Data extracted from a collection
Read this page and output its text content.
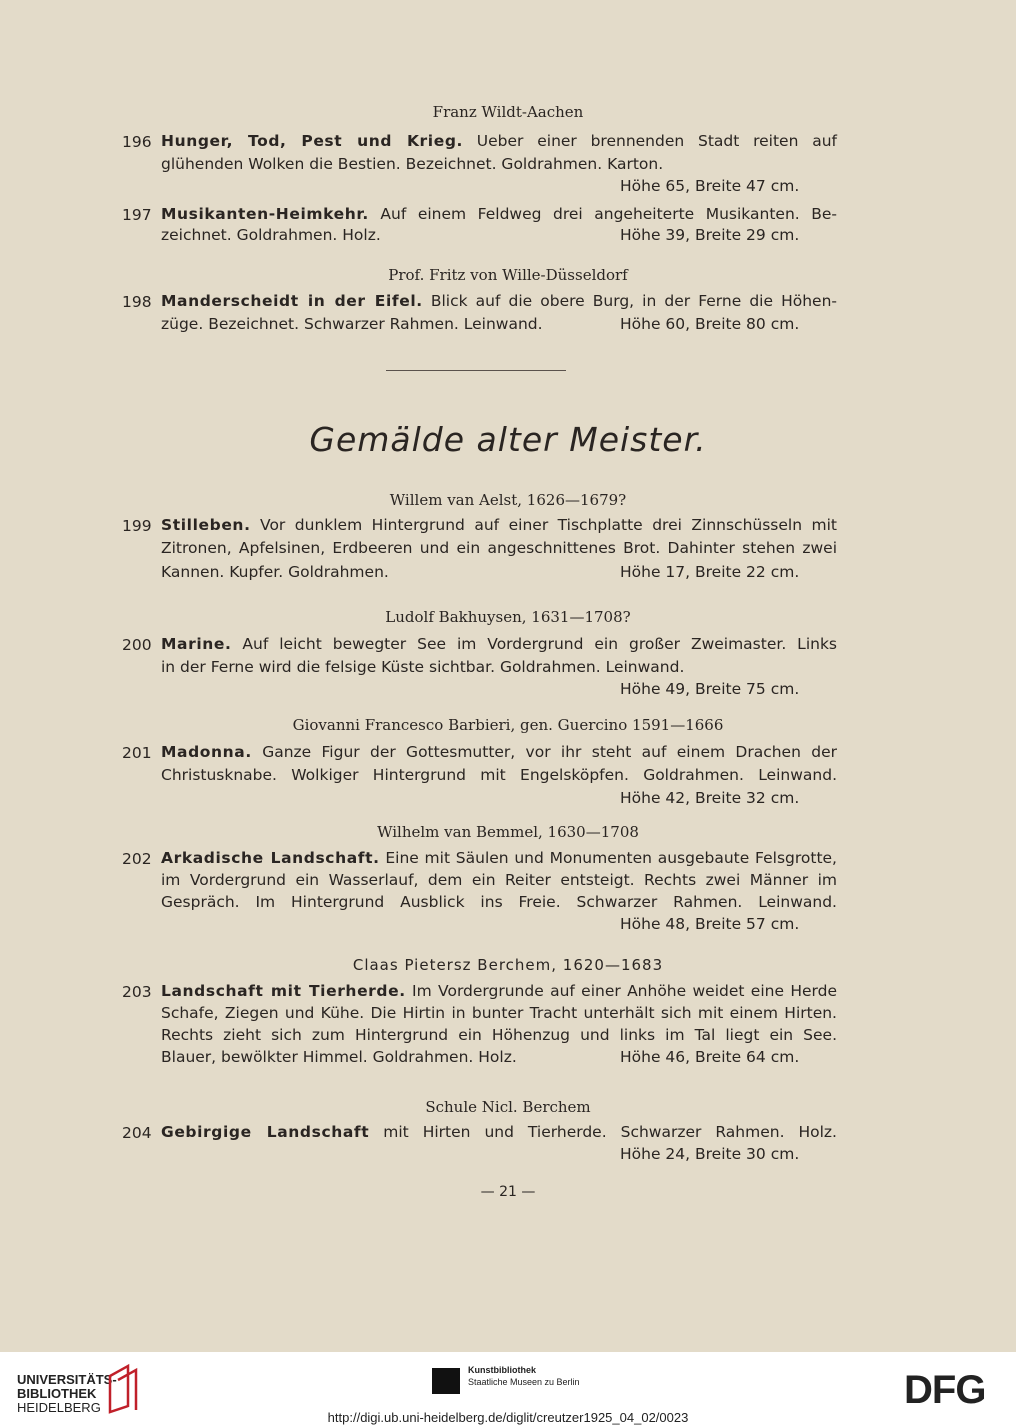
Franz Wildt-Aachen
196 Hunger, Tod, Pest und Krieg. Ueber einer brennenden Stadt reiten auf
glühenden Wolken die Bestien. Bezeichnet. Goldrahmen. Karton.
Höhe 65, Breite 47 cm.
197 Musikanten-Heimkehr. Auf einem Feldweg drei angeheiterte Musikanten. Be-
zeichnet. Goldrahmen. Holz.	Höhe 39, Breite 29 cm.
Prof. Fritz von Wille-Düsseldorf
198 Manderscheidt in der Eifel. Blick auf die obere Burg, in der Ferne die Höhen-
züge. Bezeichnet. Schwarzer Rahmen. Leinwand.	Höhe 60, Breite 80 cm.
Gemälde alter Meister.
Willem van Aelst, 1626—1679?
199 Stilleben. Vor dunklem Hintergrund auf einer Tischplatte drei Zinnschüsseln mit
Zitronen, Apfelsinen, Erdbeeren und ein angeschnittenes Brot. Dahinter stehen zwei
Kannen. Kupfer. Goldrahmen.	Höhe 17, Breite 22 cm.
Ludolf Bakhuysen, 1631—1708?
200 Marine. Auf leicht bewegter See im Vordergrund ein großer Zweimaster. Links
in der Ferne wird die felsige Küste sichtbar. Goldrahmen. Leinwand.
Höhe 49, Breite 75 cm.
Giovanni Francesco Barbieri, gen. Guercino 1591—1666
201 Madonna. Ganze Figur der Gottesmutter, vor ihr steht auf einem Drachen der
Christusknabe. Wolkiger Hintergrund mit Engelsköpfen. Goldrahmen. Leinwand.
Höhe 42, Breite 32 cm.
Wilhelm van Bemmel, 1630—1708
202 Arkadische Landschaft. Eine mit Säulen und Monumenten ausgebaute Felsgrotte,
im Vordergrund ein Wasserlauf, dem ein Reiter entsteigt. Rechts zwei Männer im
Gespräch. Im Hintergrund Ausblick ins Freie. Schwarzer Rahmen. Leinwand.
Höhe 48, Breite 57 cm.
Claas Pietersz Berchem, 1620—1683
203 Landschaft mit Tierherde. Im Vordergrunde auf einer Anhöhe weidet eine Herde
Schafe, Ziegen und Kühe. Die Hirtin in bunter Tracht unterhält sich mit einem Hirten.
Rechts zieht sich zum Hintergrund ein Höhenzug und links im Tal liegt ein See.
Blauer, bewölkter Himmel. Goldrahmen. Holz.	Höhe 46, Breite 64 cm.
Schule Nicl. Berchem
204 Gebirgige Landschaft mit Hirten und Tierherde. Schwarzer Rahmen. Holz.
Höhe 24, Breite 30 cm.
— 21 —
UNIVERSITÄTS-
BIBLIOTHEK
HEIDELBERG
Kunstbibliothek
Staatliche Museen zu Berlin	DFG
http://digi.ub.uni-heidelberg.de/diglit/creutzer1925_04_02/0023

▸ Aim of the task: Each line containing the word "drei" counts once; report the total alone.

▸ Expected answer: 2